• [The problem]
Repeat the whole of the data, keeping every detail the same.

• [Exercise data]
☆ ☆ ☆ ☆ ☆ ☆ ☆
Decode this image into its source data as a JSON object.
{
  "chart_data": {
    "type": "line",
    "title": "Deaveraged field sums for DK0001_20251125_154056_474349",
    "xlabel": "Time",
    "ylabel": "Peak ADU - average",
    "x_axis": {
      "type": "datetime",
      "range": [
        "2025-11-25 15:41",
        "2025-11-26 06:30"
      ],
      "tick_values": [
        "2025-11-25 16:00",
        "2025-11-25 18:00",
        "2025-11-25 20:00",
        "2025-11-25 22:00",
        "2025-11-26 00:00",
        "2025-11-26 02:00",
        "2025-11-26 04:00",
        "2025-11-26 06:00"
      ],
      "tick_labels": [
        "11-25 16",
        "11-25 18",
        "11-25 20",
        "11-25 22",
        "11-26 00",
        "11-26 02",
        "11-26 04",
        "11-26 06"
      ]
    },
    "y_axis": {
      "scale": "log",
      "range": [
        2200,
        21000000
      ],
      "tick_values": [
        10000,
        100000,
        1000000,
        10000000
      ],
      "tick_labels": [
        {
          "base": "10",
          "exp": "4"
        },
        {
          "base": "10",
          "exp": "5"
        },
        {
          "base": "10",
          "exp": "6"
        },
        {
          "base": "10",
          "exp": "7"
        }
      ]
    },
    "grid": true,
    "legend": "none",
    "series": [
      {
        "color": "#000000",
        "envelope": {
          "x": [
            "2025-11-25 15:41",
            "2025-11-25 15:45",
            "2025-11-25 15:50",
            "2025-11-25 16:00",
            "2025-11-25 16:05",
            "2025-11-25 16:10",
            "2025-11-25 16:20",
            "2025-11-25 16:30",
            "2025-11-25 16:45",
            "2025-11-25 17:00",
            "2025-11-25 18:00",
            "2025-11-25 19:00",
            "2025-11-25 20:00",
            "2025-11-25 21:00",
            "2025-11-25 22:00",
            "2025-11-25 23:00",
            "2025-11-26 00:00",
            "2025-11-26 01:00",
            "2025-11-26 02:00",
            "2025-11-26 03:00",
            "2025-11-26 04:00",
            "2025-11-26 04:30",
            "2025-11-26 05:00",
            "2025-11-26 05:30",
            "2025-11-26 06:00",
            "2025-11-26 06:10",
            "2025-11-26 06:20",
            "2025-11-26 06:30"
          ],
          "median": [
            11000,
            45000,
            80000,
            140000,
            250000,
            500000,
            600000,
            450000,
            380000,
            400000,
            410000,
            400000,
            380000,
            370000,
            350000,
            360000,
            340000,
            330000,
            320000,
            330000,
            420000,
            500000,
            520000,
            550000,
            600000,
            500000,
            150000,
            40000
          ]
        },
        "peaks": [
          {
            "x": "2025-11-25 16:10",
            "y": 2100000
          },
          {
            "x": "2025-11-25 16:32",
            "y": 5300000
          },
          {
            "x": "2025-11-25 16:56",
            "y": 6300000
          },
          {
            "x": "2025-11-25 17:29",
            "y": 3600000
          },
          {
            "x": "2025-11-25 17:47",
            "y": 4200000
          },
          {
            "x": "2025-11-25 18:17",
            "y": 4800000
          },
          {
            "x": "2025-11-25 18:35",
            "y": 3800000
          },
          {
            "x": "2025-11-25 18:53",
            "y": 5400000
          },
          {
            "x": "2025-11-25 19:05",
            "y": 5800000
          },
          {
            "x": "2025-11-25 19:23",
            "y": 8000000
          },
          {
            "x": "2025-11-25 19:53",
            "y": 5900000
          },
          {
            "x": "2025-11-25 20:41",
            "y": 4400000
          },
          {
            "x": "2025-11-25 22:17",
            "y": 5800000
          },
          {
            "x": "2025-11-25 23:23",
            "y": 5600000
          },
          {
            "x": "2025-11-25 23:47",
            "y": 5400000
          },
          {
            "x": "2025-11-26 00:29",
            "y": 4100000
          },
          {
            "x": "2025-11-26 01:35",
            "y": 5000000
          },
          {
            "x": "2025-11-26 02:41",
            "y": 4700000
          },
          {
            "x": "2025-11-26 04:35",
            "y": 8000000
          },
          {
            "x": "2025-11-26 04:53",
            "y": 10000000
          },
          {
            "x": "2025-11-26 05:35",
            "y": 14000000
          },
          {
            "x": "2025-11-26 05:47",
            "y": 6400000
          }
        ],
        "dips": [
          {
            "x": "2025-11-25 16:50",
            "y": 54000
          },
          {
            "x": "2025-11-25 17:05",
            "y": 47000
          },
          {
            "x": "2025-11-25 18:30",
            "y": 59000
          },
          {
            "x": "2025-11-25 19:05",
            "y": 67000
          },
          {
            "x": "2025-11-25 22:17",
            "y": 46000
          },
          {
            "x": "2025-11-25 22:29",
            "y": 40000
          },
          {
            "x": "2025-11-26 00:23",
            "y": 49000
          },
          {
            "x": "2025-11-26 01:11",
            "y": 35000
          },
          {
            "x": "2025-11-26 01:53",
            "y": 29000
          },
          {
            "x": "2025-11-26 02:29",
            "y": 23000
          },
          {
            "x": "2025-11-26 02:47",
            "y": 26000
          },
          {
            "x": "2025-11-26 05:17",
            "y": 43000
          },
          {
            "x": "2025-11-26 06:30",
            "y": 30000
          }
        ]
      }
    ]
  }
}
☆ ☆ ☆ ☆ ☆ ☆ ☆
• [Exercise solution]
Decode this image into its source data as a JSON object.
{
  "chart_data": {
    "type": "line",
    "title": "Deaveraged field sums for DK0001_20251125_154056_474349",
    "xlabel": "Time",
    "ylabel": "Peak ADU - average",
    "x_axis": {
      "type": "datetime",
      "range": [
        "2025-11-25 15:41",
        "2025-11-26 06:30"
      ],
      "tick_values": [
        "2025-11-25 16:00",
        "2025-11-25 18:00",
        "2025-11-25 20:00",
        "2025-11-25 22:00",
        "2025-11-26 00:00",
        "2025-11-26 02:00",
        "2025-11-26 04:00",
        "2025-11-26 06:00"
      ],
      "tick_labels": [
        "11-25 16",
        "11-25 18",
        "11-25 20",
        "11-25 22",
        "11-26 00",
        "11-26 02",
        "11-26 04",
        "11-26 06"
      ]
    },
    "y_axis": {
      "scale": "log",
      "range": [
        2200,
        21000000
      ],
      "tick_values": [
        10000,
        100000,
        1000000,
        10000000
      ],
      "tick_labels": [
        {
          "base": "10",
          "exp": "4"
        },
        {
          "base": "10",
          "exp": "5"
        },
        {
          "base": "10",
          "exp": "6"
        },
        {
          "base": "10",
          "exp": "7"
        }
      ]
    },
    "grid": true,
    "legend": "none",
    "series": [
      {
        "color": "#000000",
        "envelope": {
          "x": [
            "2025-11-25 15:41",
            "2025-11-25 15:45",
            "2025-11-25 15:50",
            "2025-11-25 16:00",
            "2025-11-25 16:05",
            "2025-11-25 16:10",
            "2025-11-25 16:20",
            "2025-11-25 16:30",
            "2025-11-25 16:45",
            "2025-11-25 17:00",
            "2025-11-25 18:00",
            "2025-11-25 19:00",
            "2025-11-25 20:00",
            "2025-11-25 21:00",
            "2025-11-25 22:00",
            "2025-11-25 23:00",
            "2025-11-26 00:00",
            "2025-11-26 01:00",
            "2025-11-26 02:00",
            "2025-11-26 03:00",
            "2025-11-26 04:00",
            "2025-11-26 04:30",
            "2025-11-26 05:00",
            "2025-11-26 05:30",
            "2025-11-26 06:00",
            "2025-11-26 06:10",
            "2025-11-26 06:20",
            "2025-11-26 06:30"
          ],
          "median": [
            11000,
            45000,
            80000,
            140000,
            250000,
            500000,
            600000,
            450000,
            380000,
            400000,
            410000,
            400000,
            380000,
            370000,
            350000,
            360000,
            340000,
            330000,
            320000,
            330000,
            420000,
            500000,
            520000,
            550000,
            600000,
            500000,
            150000,
            40000
          ]
        },
        "peaks": [
          {
            "x": "2025-11-25 16:10",
            "y": 2100000
          },
          {
            "x": "2025-11-25 16:32",
            "y": 5300000
          },
          {
            "x": "2025-11-25 16:56",
            "y": 6300000
          },
          {
            "x": "2025-11-25 17:29",
            "y": 3600000
          },
          {
            "x": "2025-11-25 17:47",
            "y": 4200000
          },
          {
            "x": "2025-11-25 18:17",
            "y": 4800000
          },
          {
            "x": "2025-11-25 18:35",
            "y": 3800000
          },
          {
            "x": "2025-11-25 18:53",
            "y": 5400000
          },
          {
            "x": "2025-11-25 19:05",
            "y": 5800000
          },
          {
            "x": "2025-11-25 19:23",
            "y": 8000000
          },
          {
            "x": "2025-11-25 19:53",
            "y": 5900000
          },
          {
            "x": "2025-11-25 20:41",
            "y": 4400000
          },
          {
            "x": "2025-11-25 22:17",
            "y": 5800000
          },
          {
            "x": "2025-11-25 23:23",
            "y": 5600000
          },
          {
            "x": "2025-11-25 23:47",
            "y": 5400000
          },
          {
            "x": "2025-11-26 00:29",
            "y": 4100000
          },
          {
            "x": "2025-11-26 01:35",
            "y": 5000000
          },
          {
            "x": "2025-11-26 02:41",
            "y": 4700000
          },
          {
            "x": "2025-11-26 04:35",
            "y": 8000000
          },
          {
            "x": "2025-11-26 04:53",
            "y": 10000000
          },
          {
            "x": "2025-11-26 05:35",
            "y": 14000000
          },
          {
            "x": "2025-11-26 05:47",
            "y": 6400000
          }
        ],
        "dips": [
          {
            "x": "2025-11-25 16:50",
            "y": 54000
          },
          {
            "x": "2025-11-25 17:05",
            "y": 47000
          },
          {
            "x": "2025-11-25 18:30",
            "y": 59000
          },
          {
            "x": "2025-11-25 19:05",
            "y": 67000
          },
          {
            "x": "2025-11-25 22:17",
            "y": 46000
          },
          {
            "x": "2025-11-25 22:29",
            "y": 40000
          },
          {
            "x": "2025-11-26 00:23",
            "y": 49000
          },
          {
            "x": "2025-11-26 01:11",
            "y": 35000
          },
          {
            "x": "2025-11-26 01:53",
            "y": 29000
          },
          {
            "x": "2025-11-26 02:29",
            "y": 23000
          },
          {
            "x": "2025-11-26 02:47",
            "y": 26000
          },
          {
            "x": "2025-11-26 05:17",
            "y": 43000
          },
          {
            "x": "2025-11-26 06:30",
            "y": 30000
          }
        ]
      }
    ]
  }
}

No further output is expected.